• Text block

———

This post was originally published on DIY Network’s blog Made + Remade in March 2015.
The metal cabinets installed in our entryway were owed new handles as part of being refinished. The vintage handle set that had been on the cabinets when I bought them were a cool, retro form, but they were plastic (not metal, as it would appear) and one of the two was cracked.
Creating a new set of handles seemed a natural part of this cabinet upcycle, and leather drawer pull inspiration runneth abundant these days. I found a genuine leather belt at a secondhand store for just $1 (finding my preferred color and width was a little tricky, but boy, this was a rewarding find!) The holes that were already pierced through the metal doors from the old hardware dictated how it would need to be installed.
I have a stash of very, very old hardware from my Grandpa that I tap into from time to time. There are a lot of screws and bolts and nuts that aren’t necessarily sizes that I would find use for regularly, but for a light-duty project like this, I thought incorporating some of the vintage square head bolts that were already “in the family” would be a perfect touch.

———

• Supplied material
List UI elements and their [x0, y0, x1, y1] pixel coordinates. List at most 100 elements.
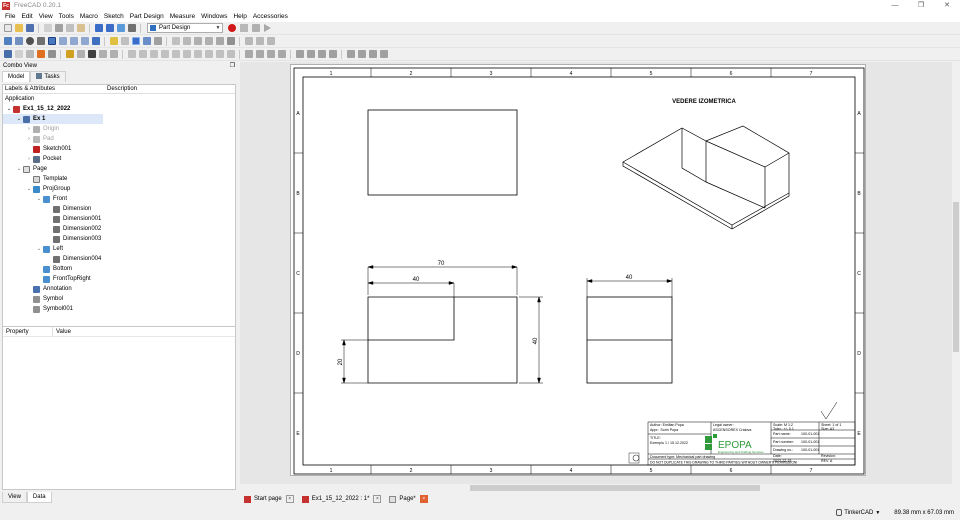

———

• Stated task
Resume the post above about making leather cabinet handles from a thrift-store belt, carrying on right after its last sentence.

• Task answer
To start, trim a length of the leather belt. Trim an extra inch or two more than you expect to need, just to be safe. Use a small drill bit to bore a hole through one end of the leather, so that the bolt can fit through.
Attach this end to the door – you will get a better sense of how long it needs to be once you see it partially installed.
Mark where the lower bolt hole needs to be in the leather, and uninstall it briefly so you can trim it to length, round the edges, and create its identical twin, using the length and hole placement of the first model as your template.
Note, if you mis-cut, you’ll probably find that you still have enough belt length left to try again.
Install the handles by bolting them through the door.
Psst: See the inside of the cabinet in the background of this photo? I installed the adhesive wallpaper along the inside of the cabinet too to cover the old door liners. This also helped to hide the fact that I installed these “upper kitchen cabinets” upside down so that the handles could be at the top when I installed them.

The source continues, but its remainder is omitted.